- **Selected passage**
————————

# S/H culture "how to"



## Lars Pedersen (Dec 13, 2009)

Hi
I have been searching for a S/H culture "how to", but have not fout it yet.

maybe I am a bit slow , but I would love a good description and some pictures.

Anyone who can help me ?

kind regards
Lars


----------



## Candace (Dec 13, 2009)

There's lots of info and pictures at http://www.firstrays.com/semi-hydro.htm

Hope this helps.


----------



## Ernie (Dec 13, 2009)

Yep, Ray is the s/h guru! We're catching on too, but for info, Candace linked you up! 

-Ernie

BTW, Candace, anyone call you Candy???


----------



## Candace (Dec 13, 2009)

> BTW, Candace, anyone call you Candy???


Anyone who knew me from childhood to around high school age still calls me Candy. I started going by my full name in college. Mainly because I had to deal with frat boys and the "lines" I heard using my name started getting pretty old. ;>


----------



## Ernie (Dec 13, 2009)

Candace said:


> Anyone who knew me from childhood to around high school age still calls me Candy. I started going by my full name in college. Mainly because I had to deal with frat boys and the "lines" I heard using my name started getting pretty old. ;>



Yeah, I figured as much. From now on, I will Italianize your name in my mind as Can-DA-chay (phonetically). 

-Ernie


----------



## Yoyo_Jo (Dec 14, 2009)

————————

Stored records
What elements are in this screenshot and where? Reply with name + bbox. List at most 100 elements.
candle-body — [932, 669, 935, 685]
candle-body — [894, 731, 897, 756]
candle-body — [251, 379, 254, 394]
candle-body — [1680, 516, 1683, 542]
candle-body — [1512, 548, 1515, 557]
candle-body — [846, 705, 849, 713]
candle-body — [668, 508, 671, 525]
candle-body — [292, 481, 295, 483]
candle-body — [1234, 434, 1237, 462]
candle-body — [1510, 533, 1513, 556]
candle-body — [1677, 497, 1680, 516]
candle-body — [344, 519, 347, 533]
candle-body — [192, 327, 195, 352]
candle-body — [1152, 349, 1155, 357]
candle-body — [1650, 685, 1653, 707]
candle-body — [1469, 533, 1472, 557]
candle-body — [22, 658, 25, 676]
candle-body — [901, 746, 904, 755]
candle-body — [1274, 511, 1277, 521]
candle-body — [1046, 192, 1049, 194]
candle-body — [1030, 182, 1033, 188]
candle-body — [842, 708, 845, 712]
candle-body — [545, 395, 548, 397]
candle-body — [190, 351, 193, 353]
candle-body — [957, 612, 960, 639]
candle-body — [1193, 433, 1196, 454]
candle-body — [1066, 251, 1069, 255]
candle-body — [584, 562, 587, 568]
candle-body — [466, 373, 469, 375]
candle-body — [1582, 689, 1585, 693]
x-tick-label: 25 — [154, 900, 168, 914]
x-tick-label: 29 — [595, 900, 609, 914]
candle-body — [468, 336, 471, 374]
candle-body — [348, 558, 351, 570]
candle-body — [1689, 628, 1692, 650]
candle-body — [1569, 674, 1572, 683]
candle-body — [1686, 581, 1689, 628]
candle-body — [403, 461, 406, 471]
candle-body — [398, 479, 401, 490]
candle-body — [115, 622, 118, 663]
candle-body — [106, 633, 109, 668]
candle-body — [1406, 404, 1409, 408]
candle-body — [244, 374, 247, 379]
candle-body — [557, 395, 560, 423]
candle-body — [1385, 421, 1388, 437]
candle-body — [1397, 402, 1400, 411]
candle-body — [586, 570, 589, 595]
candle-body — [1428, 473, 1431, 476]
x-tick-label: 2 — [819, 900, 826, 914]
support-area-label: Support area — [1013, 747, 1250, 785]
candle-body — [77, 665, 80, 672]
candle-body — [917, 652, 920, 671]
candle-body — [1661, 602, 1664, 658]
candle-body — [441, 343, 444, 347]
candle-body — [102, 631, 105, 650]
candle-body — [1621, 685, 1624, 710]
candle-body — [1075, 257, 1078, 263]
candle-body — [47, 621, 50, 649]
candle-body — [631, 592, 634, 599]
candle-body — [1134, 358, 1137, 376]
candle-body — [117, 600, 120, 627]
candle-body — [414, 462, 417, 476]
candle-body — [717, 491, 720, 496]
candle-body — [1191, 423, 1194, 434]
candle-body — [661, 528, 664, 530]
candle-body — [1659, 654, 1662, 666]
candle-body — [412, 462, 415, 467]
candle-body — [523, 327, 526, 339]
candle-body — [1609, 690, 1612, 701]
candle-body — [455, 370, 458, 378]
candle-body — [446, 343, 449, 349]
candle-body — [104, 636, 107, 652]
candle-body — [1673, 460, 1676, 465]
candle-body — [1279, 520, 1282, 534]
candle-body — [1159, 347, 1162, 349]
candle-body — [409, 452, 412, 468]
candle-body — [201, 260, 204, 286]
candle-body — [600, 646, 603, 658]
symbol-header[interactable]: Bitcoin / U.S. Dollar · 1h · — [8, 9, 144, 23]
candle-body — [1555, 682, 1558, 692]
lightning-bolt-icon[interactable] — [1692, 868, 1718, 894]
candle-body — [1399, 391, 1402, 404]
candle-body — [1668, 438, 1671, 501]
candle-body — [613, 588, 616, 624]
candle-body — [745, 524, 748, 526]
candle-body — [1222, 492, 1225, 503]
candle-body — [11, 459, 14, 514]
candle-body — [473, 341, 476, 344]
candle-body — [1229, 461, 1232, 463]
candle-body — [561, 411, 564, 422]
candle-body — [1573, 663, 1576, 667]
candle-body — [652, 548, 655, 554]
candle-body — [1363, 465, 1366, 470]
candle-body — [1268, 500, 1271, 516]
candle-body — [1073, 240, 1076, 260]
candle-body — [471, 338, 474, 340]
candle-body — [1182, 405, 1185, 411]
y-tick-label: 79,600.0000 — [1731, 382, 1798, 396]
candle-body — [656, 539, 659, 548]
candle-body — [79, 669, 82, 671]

————————

- **Directions**
Revise the forum thread from "There's lots of" to "linked you up!", swapping "guru" for "expert".

- **Answer to this task**
There's lots of info and pictures at http://www.firstrays.com/semi-hydro.htm

Hope this helps.


----------



## Ernie (Dec 13, 2009)

Yep, Ray is the s/h expert! We're catching on too, but for info, Candace linked you up!